## 課題内容
下にある肺気腫の遺伝についての文章を、一字も変えずに全文書き写してもらえますか。

## 本文抜粋

・5. この病気は遺伝するのですか
肺気腫は遺伝する病気ではありません。
しかし、きわめて稀にα1アンチプロテアーゼ欠損症と呼ばれる遺伝病のために若年性肺気腫になる人がいます。
この病気は遺伝性家族性の疾患であり遺伝子の欠陥のためにアンチプロテアーゼの一つであるα1アンチプロテアーゼと呼ばれる蛋白質をつくることができません。
そのため、肺内ではプロテアーゼが優位になりやすく、若年性肺気腫を起こしてきます。この場合も喫煙者であるか否かが発症年齢と深く関わっており、喫煙本数が多いほど早くに発症し病気の進行も早まります。
欧米では肺気腫患者全体の1~3%がこのα1アンチプロテアーゼ欠損症によるものと推定されていますが、本邦ではきわめて稀でありこれまでに日本全国でわずかに10数家系で見つかっているだけです。
血中α1アンチプロテアーゼ値が正常である他の大多数の肺気腫患者では、これまでに遺伝子異常は見つかっていません。
また、父親が肺気腫であれば必ず子供も肺気腫になるというような強い遺伝性はありません。
しかし、肺気腫患者の家族や親戚にはやはり肺気腫患者が多いという報告や肺気腫患者の子供では肺の働きを詳しく調べると若いときからわずかな異常をもっている人が多いという調査結果もあります。

## 提供データ
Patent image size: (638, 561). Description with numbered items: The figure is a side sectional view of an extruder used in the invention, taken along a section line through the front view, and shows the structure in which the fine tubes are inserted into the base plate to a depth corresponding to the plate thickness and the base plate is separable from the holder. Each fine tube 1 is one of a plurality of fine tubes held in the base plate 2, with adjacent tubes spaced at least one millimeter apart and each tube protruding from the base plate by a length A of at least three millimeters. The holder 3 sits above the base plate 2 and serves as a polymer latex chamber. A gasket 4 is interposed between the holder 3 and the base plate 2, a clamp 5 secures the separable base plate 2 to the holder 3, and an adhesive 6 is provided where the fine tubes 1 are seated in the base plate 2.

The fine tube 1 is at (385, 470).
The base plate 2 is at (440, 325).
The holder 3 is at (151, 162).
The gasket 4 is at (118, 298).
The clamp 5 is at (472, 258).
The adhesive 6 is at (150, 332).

## 解答
・5. この病気は遺伝するのですか
肺気腫は遺伝する病気ではありません。
しかし、きわめて稀にα1アンチプロテアーゼ欠損症と呼ばれる遺伝病のために若年性肺気腫になる人がいます。
この病気は遺伝性家族性の疾患であり遺伝子の欠陥のためにアンチプロテアーゼの一つであるα1アンチプロテアーゼと呼ばれる蛋白質をつくることができません。
そのため、肺内ではプロテアーゼが優位になりやすく、若年性肺気腫を起こしてきます。この場合も喫煙者であるか否かが発症年齢と深く関わっており、喫煙本数が多いほど早くに発症し病気の進行も早まります。
欧米では肺気腫患者全体の1~3%がこのα1アンチプロテアーゼ欠損症によるものと推定されていますが、本邦ではきわめて稀でありこれまでに日本全国でわずかに10数家系で見つかっているだけです。
血中α1アンチプロテアーゼ値が正常である他の大多数の肺気腫患者では、これまでに遺伝子異常は見つかっていません。
また、父親が肺気腫であれば必ず子供も肺気腫になるというような強い遺伝性はありません。
しかし、肺気腫患者の家族や親戚にはやはり肺気腫患者が多いという報告や肺気腫患者の子供では肺の働きを詳しく調べると若いときからわずかな異常をもっている人が多いという調査結果もあります。